== RECORDED DATA ==

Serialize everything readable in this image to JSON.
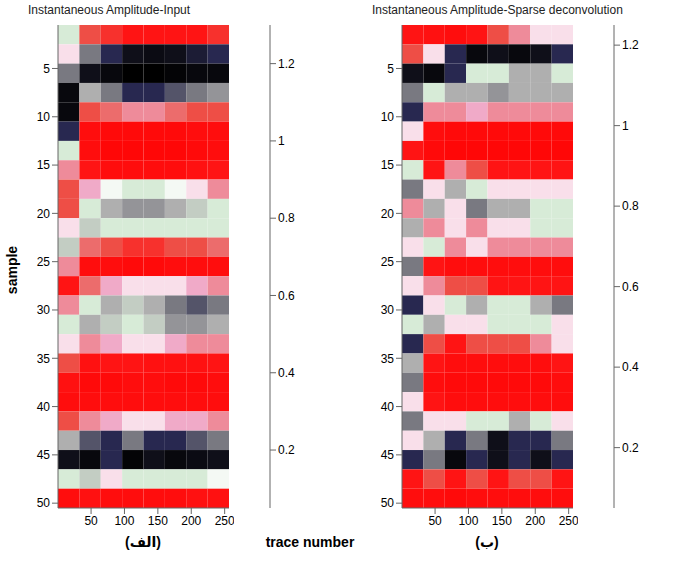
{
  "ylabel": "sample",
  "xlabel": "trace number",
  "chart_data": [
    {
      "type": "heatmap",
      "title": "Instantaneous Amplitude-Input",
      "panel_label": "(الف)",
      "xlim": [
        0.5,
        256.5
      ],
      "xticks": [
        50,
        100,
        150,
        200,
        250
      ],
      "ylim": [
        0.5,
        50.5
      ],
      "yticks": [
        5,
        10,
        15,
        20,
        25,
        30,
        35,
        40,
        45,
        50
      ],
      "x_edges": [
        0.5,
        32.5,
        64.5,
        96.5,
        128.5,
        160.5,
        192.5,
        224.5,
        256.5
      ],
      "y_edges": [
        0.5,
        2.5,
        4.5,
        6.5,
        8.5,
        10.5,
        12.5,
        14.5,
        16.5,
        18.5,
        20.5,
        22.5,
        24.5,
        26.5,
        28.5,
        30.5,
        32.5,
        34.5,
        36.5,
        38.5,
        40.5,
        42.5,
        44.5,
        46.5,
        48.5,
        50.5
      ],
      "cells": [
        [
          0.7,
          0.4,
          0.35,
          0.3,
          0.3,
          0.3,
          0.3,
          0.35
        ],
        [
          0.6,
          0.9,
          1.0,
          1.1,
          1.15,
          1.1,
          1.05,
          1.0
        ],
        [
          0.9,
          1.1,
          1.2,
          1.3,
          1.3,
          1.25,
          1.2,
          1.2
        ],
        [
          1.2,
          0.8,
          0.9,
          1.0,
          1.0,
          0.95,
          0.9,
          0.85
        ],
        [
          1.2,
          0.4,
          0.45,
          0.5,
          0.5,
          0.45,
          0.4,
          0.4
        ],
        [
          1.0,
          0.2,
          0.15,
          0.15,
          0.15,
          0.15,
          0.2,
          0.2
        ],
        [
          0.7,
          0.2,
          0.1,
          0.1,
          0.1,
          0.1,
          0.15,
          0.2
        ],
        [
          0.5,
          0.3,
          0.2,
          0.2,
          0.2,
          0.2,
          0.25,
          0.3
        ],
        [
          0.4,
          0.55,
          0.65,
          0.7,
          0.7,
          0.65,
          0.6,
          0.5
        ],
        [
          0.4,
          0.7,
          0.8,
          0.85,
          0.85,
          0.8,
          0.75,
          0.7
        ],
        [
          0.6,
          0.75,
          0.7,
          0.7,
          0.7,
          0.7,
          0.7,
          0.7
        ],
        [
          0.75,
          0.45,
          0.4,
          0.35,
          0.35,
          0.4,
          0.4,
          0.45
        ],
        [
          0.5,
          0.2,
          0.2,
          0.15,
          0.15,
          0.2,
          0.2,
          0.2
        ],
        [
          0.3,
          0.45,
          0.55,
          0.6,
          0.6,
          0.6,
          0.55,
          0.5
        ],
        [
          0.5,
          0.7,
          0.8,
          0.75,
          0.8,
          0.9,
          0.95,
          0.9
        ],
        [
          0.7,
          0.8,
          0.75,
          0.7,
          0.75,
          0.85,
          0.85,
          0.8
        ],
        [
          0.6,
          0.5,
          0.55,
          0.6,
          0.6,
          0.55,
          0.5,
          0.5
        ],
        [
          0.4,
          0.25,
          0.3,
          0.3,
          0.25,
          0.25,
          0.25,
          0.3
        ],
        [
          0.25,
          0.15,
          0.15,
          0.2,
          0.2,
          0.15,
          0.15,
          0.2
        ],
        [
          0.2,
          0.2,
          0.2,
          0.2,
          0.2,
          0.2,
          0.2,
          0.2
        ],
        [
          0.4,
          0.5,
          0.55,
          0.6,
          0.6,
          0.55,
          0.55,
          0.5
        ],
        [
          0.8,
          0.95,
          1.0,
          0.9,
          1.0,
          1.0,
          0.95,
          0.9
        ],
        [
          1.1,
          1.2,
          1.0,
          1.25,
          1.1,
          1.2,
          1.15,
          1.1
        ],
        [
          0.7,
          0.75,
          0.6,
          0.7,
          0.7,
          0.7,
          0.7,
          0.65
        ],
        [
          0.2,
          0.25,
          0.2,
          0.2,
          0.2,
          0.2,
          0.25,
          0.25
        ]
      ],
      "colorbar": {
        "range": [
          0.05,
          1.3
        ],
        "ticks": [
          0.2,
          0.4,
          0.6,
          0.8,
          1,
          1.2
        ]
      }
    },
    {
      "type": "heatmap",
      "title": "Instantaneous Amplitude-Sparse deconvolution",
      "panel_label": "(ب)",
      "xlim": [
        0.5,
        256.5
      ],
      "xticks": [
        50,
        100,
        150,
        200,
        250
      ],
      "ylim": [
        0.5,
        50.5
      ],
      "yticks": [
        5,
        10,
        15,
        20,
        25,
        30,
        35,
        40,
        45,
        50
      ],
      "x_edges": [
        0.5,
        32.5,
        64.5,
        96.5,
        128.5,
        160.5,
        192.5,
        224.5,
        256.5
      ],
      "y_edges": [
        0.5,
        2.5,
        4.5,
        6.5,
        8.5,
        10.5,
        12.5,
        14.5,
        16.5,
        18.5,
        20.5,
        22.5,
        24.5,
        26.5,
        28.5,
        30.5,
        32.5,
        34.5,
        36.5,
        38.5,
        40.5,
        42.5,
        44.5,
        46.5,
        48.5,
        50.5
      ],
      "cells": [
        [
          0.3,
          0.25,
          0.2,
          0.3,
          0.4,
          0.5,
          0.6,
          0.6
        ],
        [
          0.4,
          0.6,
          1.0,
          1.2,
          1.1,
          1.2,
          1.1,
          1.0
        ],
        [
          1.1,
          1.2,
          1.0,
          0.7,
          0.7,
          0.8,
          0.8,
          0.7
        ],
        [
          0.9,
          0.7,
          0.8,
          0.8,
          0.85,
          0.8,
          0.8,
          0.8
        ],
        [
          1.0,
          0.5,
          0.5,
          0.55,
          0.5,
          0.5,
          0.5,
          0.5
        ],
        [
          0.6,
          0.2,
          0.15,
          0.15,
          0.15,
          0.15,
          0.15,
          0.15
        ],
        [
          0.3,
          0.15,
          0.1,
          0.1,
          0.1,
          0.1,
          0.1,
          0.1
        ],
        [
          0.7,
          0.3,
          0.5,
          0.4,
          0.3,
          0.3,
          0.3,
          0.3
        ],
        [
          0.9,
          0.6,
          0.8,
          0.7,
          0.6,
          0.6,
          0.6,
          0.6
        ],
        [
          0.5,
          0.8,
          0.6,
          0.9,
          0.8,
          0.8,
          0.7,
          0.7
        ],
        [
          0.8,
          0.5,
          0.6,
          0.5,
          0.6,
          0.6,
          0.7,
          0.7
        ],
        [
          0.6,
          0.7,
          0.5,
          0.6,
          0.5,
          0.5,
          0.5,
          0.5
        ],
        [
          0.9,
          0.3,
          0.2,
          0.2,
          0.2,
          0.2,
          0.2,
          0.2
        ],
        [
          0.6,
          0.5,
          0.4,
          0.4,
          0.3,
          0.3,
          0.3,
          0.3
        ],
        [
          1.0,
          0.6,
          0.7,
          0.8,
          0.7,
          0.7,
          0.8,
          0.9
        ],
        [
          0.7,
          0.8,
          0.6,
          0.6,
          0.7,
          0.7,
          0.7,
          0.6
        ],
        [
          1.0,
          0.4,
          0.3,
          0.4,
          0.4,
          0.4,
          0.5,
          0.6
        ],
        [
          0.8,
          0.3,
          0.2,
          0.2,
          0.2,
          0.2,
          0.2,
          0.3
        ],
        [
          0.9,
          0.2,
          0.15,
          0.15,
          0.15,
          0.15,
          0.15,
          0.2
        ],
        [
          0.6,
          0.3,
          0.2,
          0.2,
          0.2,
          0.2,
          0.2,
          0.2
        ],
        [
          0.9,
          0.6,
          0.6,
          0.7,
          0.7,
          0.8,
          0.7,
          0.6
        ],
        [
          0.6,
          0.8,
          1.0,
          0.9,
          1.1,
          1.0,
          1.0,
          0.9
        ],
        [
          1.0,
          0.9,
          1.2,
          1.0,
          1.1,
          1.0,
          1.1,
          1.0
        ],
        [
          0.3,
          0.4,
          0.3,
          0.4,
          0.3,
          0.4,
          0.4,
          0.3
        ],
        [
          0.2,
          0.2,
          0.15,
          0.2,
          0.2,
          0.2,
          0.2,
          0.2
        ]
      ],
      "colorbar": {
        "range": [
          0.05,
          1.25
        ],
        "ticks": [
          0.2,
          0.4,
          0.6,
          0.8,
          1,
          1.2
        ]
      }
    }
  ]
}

===

List each line holding the string "title".

      "title": "Instantaneous Amplitude-Input",
      "title": "Instantaneous Amplitude-Sparse deconvolution",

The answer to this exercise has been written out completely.